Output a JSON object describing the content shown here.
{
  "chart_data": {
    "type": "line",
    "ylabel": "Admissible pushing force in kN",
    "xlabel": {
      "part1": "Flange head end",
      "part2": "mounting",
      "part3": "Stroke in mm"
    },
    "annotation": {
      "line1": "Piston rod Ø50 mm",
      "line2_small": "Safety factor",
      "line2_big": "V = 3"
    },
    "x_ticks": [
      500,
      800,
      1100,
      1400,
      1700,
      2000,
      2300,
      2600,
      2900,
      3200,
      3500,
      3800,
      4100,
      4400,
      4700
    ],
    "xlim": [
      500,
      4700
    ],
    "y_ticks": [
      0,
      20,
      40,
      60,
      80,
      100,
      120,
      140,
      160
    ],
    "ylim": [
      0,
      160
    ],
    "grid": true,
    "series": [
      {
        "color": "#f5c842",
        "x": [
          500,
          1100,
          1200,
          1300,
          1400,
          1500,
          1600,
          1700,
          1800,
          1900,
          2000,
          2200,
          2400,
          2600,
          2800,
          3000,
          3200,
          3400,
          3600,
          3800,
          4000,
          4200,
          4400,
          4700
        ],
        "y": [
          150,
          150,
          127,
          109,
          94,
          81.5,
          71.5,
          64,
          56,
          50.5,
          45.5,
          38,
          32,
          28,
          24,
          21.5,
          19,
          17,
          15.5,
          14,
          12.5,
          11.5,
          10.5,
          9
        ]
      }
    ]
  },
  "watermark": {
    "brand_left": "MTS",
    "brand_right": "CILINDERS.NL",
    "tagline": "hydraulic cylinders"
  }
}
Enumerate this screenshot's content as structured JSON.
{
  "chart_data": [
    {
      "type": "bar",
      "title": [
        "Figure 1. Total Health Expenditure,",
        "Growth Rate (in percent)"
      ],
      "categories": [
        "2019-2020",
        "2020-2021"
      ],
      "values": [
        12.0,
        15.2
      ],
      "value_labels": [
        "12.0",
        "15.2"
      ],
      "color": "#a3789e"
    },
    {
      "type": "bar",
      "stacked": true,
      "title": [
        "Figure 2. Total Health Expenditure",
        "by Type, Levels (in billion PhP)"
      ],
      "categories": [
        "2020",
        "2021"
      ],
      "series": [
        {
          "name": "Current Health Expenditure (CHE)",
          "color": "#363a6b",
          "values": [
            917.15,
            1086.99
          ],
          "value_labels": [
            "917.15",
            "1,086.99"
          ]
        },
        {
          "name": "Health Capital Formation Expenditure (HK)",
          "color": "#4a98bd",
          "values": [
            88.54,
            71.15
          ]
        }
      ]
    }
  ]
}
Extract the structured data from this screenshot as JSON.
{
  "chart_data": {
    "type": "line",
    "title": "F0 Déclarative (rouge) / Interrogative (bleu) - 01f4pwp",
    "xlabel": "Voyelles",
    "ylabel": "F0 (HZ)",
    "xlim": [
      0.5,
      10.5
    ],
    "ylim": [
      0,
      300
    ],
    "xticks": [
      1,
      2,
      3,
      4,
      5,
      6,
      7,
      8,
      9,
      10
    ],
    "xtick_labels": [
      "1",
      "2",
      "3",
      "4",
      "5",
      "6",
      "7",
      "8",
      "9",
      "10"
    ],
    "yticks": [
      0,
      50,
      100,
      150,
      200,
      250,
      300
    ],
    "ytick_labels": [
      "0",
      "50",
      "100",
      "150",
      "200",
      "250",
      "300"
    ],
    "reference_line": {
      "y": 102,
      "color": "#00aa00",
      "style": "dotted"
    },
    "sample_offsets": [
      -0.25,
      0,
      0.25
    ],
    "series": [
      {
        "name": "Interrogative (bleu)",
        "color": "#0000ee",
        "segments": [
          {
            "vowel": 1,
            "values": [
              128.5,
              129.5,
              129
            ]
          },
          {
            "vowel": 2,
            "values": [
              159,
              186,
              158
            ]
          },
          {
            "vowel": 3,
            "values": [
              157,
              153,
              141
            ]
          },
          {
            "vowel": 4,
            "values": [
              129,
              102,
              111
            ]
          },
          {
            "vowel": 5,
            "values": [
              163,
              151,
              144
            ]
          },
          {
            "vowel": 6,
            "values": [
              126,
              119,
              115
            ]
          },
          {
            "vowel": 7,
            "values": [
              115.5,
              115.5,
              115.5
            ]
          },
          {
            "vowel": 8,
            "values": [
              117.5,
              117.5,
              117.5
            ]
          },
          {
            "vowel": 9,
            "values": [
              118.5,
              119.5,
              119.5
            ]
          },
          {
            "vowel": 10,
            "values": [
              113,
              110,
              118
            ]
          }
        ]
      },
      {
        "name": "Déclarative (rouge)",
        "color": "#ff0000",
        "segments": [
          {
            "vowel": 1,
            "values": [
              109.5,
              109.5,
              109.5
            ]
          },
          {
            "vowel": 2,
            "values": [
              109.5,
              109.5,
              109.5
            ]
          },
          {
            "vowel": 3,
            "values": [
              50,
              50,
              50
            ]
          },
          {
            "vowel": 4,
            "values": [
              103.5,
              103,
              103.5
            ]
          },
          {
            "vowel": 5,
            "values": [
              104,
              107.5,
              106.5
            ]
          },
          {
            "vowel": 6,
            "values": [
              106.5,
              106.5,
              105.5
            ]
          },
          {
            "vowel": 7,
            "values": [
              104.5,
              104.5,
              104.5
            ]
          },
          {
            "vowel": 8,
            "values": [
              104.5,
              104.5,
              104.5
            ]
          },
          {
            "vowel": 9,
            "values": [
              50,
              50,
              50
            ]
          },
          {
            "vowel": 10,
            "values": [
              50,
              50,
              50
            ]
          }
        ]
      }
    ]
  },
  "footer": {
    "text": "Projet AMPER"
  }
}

____________________

* [YOUR TASK]: Select every line of the material above holding the word "Health" and copy it.

* [RESPONSE TO THE EXERCISE]:
        "Figure 1. Total Health Expenditure,",
        "Figure 2. Total Health Expenditure",
          "name": "Current Health Expenditure (CHE)",
          "name": "Health Capital Formation Expenditure (HK)",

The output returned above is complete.